### [What is needed]
Copy every line of the data that contains the string "noise".

Figure dataset records
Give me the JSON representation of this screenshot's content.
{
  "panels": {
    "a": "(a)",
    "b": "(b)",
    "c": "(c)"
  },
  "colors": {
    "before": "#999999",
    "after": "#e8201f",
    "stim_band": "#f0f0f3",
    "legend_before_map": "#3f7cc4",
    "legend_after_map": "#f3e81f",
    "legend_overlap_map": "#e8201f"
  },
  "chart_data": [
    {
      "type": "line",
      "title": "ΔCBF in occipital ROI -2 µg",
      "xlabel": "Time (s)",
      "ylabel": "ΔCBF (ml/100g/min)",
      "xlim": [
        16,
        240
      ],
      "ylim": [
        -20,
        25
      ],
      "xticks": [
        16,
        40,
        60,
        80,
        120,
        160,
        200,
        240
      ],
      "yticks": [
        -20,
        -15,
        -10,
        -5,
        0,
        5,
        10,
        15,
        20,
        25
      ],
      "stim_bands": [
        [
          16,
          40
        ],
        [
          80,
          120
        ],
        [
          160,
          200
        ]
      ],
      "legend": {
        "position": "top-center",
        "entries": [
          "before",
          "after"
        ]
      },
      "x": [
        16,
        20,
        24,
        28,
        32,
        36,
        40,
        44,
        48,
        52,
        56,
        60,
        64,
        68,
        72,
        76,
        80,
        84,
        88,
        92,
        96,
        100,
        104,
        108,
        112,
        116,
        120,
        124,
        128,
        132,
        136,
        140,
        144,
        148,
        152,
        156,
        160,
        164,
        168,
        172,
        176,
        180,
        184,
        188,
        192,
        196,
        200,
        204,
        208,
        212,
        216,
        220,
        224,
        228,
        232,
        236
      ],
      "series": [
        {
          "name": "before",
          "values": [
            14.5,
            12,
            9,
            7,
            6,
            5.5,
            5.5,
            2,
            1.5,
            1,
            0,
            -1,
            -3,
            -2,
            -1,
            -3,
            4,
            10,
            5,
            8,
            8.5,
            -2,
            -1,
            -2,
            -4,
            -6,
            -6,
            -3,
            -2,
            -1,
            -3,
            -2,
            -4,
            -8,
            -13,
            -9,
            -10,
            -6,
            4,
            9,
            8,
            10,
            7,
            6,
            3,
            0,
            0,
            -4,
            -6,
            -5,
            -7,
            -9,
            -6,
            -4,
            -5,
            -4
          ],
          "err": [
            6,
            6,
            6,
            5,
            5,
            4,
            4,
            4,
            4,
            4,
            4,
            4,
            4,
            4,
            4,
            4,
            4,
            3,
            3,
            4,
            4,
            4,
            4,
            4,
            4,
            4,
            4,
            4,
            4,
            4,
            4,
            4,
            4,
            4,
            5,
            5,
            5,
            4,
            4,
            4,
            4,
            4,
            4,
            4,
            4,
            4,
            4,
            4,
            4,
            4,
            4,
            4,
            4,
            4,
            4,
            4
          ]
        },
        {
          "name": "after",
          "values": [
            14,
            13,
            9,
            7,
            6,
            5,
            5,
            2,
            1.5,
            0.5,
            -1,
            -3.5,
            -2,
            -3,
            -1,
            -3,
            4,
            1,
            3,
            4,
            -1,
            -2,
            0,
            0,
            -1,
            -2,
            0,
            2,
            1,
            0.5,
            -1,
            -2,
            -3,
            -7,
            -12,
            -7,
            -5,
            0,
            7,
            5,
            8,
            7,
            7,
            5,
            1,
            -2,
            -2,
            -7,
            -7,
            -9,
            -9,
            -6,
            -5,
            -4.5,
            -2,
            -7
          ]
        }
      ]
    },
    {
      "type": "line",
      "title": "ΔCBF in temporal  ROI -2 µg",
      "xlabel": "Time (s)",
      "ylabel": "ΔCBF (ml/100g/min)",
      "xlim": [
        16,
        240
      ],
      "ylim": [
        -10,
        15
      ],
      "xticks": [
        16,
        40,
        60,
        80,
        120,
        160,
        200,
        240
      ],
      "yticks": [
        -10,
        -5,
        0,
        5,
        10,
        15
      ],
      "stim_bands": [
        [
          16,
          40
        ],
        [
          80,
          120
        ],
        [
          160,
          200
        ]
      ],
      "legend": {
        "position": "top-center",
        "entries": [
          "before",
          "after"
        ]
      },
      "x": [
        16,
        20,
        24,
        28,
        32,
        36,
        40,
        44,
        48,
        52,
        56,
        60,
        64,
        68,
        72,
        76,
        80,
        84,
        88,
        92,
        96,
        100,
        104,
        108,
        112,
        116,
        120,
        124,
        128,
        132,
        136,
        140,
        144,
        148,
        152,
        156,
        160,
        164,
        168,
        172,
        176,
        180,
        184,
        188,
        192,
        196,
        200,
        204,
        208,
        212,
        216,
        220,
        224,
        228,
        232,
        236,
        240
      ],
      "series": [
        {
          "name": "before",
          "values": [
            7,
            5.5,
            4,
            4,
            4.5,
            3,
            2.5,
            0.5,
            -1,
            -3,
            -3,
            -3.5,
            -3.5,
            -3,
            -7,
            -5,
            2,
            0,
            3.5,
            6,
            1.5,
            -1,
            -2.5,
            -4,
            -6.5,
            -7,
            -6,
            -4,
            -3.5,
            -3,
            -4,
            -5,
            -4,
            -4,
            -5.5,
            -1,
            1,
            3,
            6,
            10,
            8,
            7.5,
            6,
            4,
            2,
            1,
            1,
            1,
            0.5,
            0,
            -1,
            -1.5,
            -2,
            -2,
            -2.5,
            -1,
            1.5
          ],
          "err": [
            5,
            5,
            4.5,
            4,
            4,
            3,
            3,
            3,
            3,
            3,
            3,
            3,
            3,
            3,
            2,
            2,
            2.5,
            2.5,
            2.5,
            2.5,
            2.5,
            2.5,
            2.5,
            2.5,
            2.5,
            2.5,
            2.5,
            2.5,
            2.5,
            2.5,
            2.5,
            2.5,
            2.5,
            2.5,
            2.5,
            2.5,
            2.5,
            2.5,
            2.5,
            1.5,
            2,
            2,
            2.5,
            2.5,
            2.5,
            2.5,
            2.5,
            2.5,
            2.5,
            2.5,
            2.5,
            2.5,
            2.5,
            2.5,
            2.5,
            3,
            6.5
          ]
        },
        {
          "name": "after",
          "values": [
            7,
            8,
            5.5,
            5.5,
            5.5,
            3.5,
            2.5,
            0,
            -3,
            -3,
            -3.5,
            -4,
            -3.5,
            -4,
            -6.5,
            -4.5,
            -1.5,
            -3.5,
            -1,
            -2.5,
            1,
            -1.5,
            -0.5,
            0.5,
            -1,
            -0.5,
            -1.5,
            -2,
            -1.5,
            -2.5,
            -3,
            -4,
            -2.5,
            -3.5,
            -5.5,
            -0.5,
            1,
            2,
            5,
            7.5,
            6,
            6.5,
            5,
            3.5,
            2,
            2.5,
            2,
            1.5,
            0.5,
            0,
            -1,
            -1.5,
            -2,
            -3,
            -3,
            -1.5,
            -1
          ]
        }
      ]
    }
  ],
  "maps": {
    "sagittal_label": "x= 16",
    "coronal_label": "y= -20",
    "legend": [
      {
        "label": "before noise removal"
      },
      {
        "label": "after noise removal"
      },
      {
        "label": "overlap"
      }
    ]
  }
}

### [Expected output]
        "label": "before noise removal"
        "label": "after noise removal"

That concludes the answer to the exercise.